[Raw records]
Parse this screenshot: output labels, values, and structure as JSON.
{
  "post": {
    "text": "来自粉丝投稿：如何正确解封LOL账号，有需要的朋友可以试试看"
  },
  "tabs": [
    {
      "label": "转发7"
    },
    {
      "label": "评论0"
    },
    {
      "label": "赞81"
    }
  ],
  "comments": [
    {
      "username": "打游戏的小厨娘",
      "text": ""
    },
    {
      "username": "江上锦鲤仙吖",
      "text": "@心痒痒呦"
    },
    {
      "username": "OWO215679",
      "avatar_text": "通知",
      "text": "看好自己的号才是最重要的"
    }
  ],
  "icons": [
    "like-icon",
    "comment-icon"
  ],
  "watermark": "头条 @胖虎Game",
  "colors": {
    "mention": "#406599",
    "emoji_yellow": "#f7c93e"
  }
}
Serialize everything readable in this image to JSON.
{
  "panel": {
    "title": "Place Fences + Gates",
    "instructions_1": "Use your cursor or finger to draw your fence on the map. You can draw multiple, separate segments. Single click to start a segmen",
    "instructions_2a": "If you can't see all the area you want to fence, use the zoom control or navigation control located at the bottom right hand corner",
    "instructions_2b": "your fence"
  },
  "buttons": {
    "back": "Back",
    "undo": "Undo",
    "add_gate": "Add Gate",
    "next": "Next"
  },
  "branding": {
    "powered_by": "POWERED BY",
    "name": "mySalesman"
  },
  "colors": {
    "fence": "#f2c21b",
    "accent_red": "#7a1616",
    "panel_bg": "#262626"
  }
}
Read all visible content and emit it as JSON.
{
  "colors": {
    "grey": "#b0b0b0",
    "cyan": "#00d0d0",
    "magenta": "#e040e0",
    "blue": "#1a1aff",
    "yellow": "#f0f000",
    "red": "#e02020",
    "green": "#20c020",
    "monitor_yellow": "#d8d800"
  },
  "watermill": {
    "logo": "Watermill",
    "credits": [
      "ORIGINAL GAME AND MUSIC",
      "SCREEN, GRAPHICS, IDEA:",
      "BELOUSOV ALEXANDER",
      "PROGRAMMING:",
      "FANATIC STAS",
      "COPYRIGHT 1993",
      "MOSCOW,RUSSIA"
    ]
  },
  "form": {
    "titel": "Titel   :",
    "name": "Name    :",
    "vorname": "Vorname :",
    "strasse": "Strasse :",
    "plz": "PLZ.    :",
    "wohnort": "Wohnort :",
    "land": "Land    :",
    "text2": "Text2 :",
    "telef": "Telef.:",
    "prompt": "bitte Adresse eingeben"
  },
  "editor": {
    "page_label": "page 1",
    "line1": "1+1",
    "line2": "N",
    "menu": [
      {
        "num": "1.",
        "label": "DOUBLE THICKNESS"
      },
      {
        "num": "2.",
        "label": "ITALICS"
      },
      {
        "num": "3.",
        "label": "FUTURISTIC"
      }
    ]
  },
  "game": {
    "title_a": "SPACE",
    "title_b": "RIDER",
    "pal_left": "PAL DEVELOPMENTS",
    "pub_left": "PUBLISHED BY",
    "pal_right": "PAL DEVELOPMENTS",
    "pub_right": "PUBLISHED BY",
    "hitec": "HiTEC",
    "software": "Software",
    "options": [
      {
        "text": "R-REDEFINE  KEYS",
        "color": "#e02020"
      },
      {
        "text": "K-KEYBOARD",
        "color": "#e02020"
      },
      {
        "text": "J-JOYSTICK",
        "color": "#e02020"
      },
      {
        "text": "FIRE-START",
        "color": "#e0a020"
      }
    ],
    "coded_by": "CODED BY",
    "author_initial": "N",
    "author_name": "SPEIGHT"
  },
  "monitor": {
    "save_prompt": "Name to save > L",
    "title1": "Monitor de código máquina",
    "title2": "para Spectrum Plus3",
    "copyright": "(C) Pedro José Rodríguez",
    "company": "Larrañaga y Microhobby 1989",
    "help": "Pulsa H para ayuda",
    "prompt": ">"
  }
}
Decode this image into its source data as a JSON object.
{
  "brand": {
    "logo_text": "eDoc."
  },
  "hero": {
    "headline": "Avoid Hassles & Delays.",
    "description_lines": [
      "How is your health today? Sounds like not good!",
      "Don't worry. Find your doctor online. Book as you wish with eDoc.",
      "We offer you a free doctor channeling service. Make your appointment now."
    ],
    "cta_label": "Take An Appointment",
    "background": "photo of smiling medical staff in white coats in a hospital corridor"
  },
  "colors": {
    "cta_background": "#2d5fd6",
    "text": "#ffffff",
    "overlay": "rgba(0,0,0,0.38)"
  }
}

Written request: Look above for the line containing "Decode this image", then transcribe it and all lines after it through the last, exactly and with nothing else.

Complete output:
Decode this image into its source data as a JSON object.
{
  "brand": {
    "logo_text": "eDoc."
  },
  "hero": {
    "headline": "Avoid Hassles & Delays.",
    "description_lines": [
      "How is your health today? Sounds like not good!",
      "Don't worry. Find your doctor online. Book as you wish with eDoc.",
      "We offer you a free doctor channeling service. Make your appointment now."
    ],
    "cta_label": "Take An Appointment",
    "background": "photo of smiling medical staff in white coats in a hospital corridor"
  },
  "colors": {
    "cta_background": "#2d5fd6",
    "text": "#ffffff",
    "overlay": "rgba(0,0,0,0.38)"
  }
}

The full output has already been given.